*Aim*. Filter the records for lines holding the string "type".

*Material to process*.
---------------
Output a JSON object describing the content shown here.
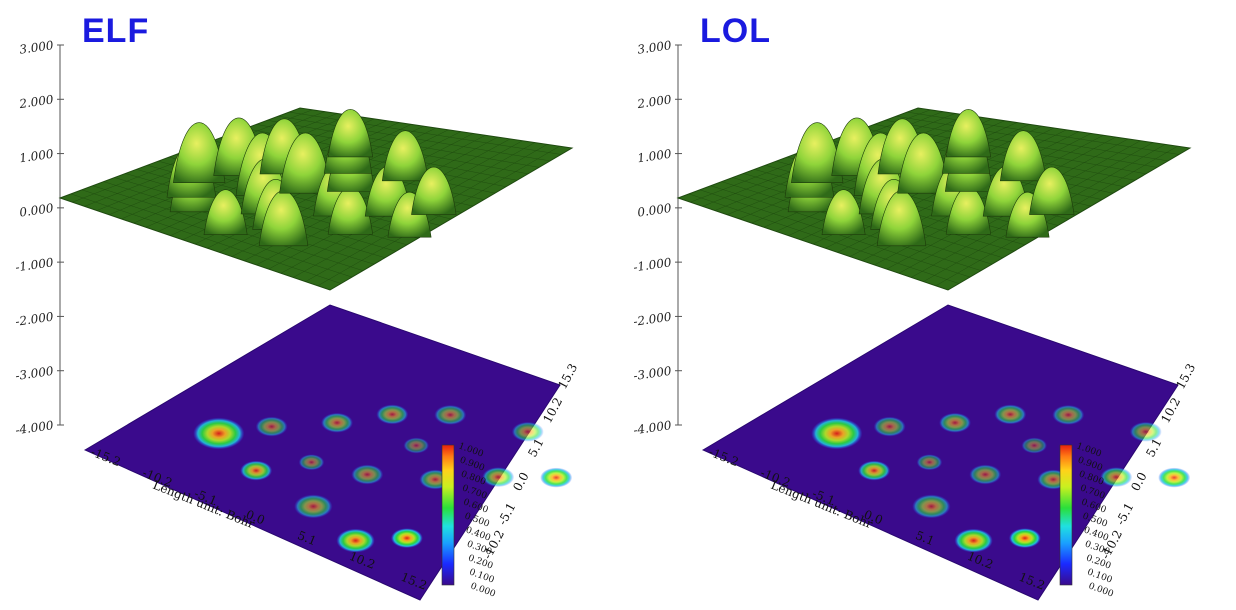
{
  "panels": [
    {
      "id": "elf",
      "title": "ELF"
    },
    {
      "id": "lol",
      "title": "LOL"
    }
  ],
  "chart_data": [
    {
      "type": "heatmap",
      "title": "ELF",
      "z_ticks": [
        "3.000",
        "2.000",
        "1.000",
        "0.000",
        "-1.000",
        "-2.000",
        "-3.000",
        "-4.000"
      ],
      "x_ticks": [
        "-15.2",
        "-10.2",
        "-5.1",
        "0.0",
        "5.1",
        "10.2",
        "15.2"
      ],
      "y_ticks": [
        "-10.2",
        "-5.1",
        "0.0",
        "5.1",
        "10.2",
        "15.3"
      ],
      "xlabel": "Length unit: Bohr",
      "colorbar_ticks": [
        "1.000",
        "0.900",
        "0.800",
        "0.700",
        "0.600",
        "0.500",
        "0.400",
        "0.300",
        "0.200",
        "0.100",
        "0.000"
      ],
      "colorbar_range": [
        0,
        1
      ],
      "colors": {
        "low": "#3a0a8c",
        "mid": "#2adf3a",
        "high": "#e8200e",
        "surface": "#8fd43a",
        "plane": "#2f6a18"
      }
    },
    {
      "type": "heatmap",
      "title": "LOL",
      "z_ticks": [
        "3.000",
        "2.000",
        "1.000",
        "0.000",
        "-1.000",
        "-2.000",
        "-3.000",
        "-4.000"
      ],
      "x_ticks": [
        "-15.2",
        "-10.2",
        "-5.1",
        "0.0",
        "5.1",
        "10.2",
        "15.2"
      ],
      "y_ticks": [
        "-10.2",
        "-5.1",
        "0.0",
        "5.1",
        "10.2",
        "15.3"
      ],
      "xlabel": "Length unit: Bohr",
      "colorbar_ticks": [
        "1.000",
        "0.900",
        "0.800",
        "0.700",
        "0.600",
        "0.500",
        "0.400",
        "0.300",
        "0.200",
        "0.100",
        "0.000"
      ],
      "colorbar_range": [
        0,
        1
      ],
      "colors": {
        "low": "#3a0a8c",
        "mid": "#2adf3a",
        "high": "#e8200e",
        "surface": "#8fd43a",
        "plane": "#2f6a18"
      }
    }
  ]
}
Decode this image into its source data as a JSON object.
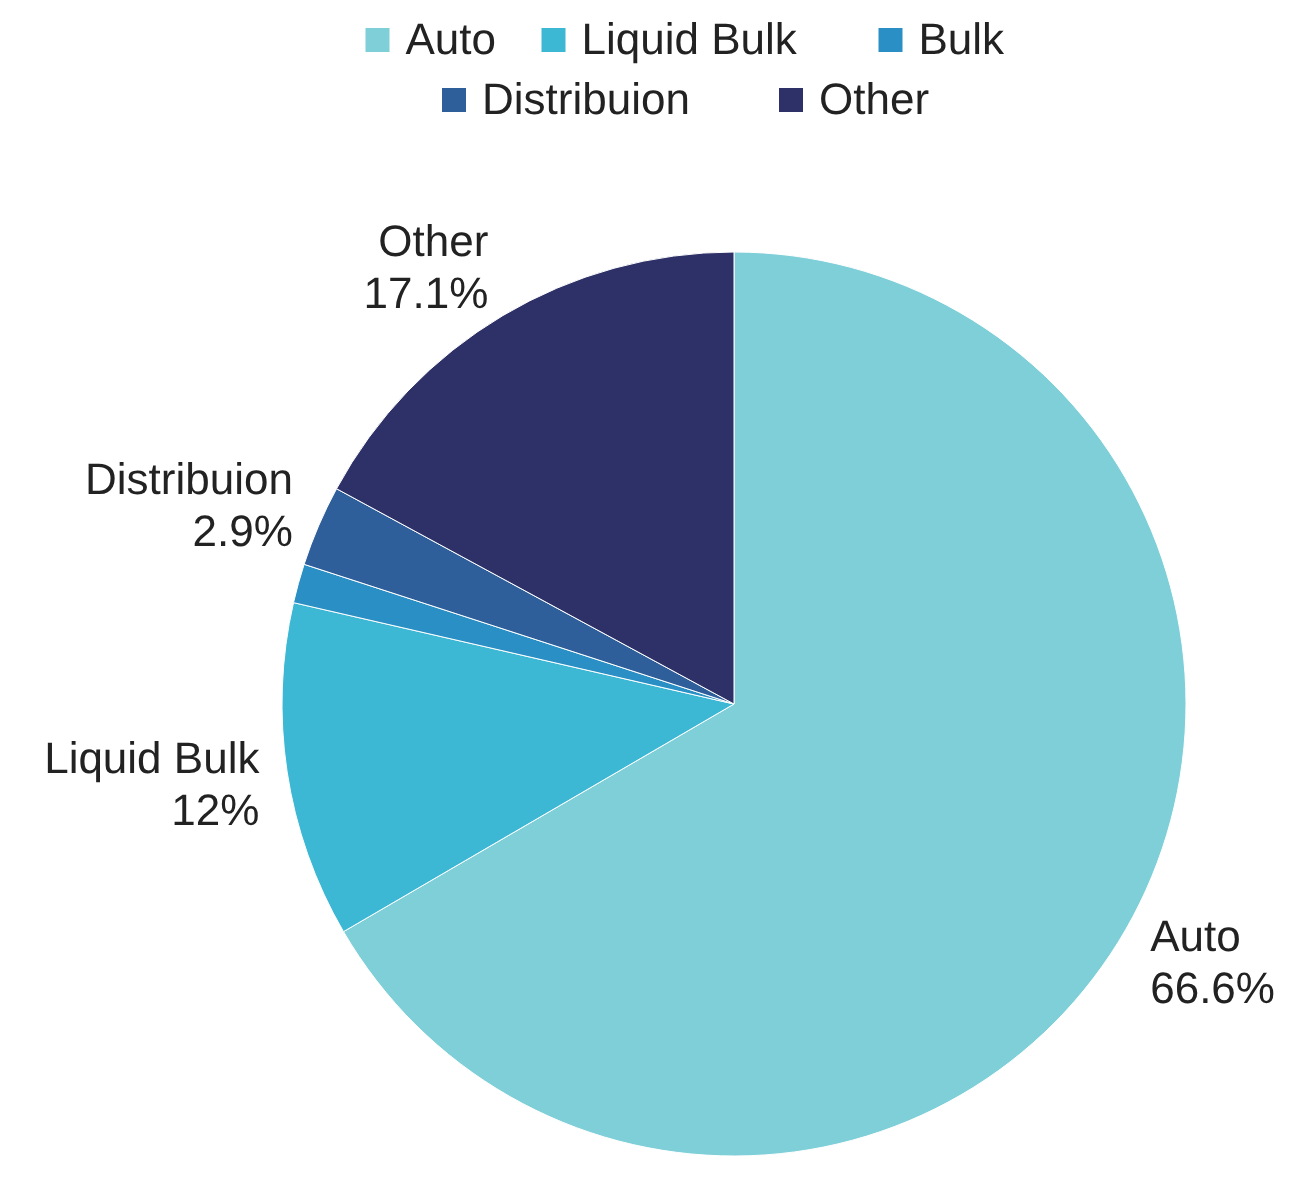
{
  "chart_data": {
    "type": "pie",
    "categories": [
      "Auto",
      "Liquid Bulk",
      "Bulk",
      "Distribuion",
      "Other"
    ],
    "values": [
      66.6,
      12,
      1.4,
      2.9,
      17.1
    ],
    "colors": [
      "#7fcfd9",
      "#3cb8d4",
      "#2a8fc4",
      "#2f5f9a",
      "#2e3168"
    ],
    "value_labels": [
      "66.6%",
      "12%",
      null,
      "2.9%",
      "17.1%"
    ],
    "legend": "top"
  }
}
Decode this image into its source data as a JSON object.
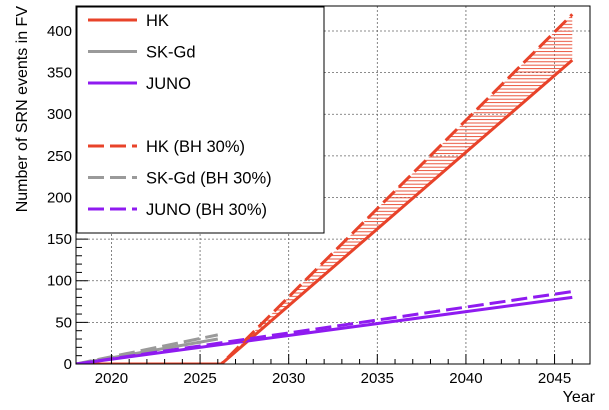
{
  "chart_data": {
    "type": "line",
    "title": "",
    "xlabel": "Year",
    "ylabel": "Number of SRN events in FV",
    "xlim": [
      2018,
      2047
    ],
    "ylim": [
      0,
      430
    ],
    "xticks": [
      2020,
      2025,
      2030,
      2035,
      2040,
      2045
    ],
    "xtick_labels": [
      "2020",
      "2025",
      "2030",
      "2035",
      "2040",
      "2045"
    ],
    "yticks": [
      0,
      50,
      100,
      150,
      200,
      250,
      300,
      350,
      400
    ],
    "ytick_labels": [
      "0",
      "50",
      "100",
      "150",
      "200",
      "250",
      "300",
      "350",
      "400"
    ],
    "grid": true,
    "legend_position": "top-left",
    "series": [
      {
        "name": "HK",
        "color": "#e8432a",
        "dash": "solid",
        "x": [
          2018,
          2026.2,
          2046
        ],
        "y": [
          0,
          0,
          365
        ]
      },
      {
        "name": "SK-Gd",
        "color": "#9a9a9a",
        "dash": "solid",
        "x": [
          2018,
          2026
        ],
        "y": [
          0,
          30
        ]
      },
      {
        "name": "JUNO",
        "color": "#8f1bf0",
        "dash": "solid",
        "x": [
          2018,
          2046
        ],
        "y": [
          0,
          80
        ]
      },
      {
        "name": "HK (BH 30%)",
        "color": "#e8432a",
        "dash": "dashed",
        "x": [
          2018,
          2026.2,
          2046
        ],
        "y": [
          0,
          0,
          420
        ]
      },
      {
        "name": "SK-Gd (BH 30%)",
        "color": "#9a9a9a",
        "dash": "dashed",
        "x": [
          2018,
          2026
        ],
        "y": [
          0,
          35
        ]
      },
      {
        "name": "JUNO (BH 30%)",
        "color": "#8f1bf0",
        "dash": "dashed",
        "x": [
          2018,
          2046
        ],
        "y": [
          0,
          87
        ]
      }
    ],
    "bands": [
      {
        "between": [
          "HK",
          "HK (BH 30%)"
        ],
        "color": "#e8432a",
        "pattern": "horizontal-hatch"
      }
    ],
    "legend_entries": [
      "HK",
      "SK-Gd",
      "JUNO",
      "",
      "HK (BH 30%)",
      "SK-Gd (BH 30%)",
      "JUNO (BH 30%)"
    ]
  }
}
---------------
*Full solution*.
      "type": "heatmap",
      "type": "heatmap",
    "type": "pie",
    "type": "line",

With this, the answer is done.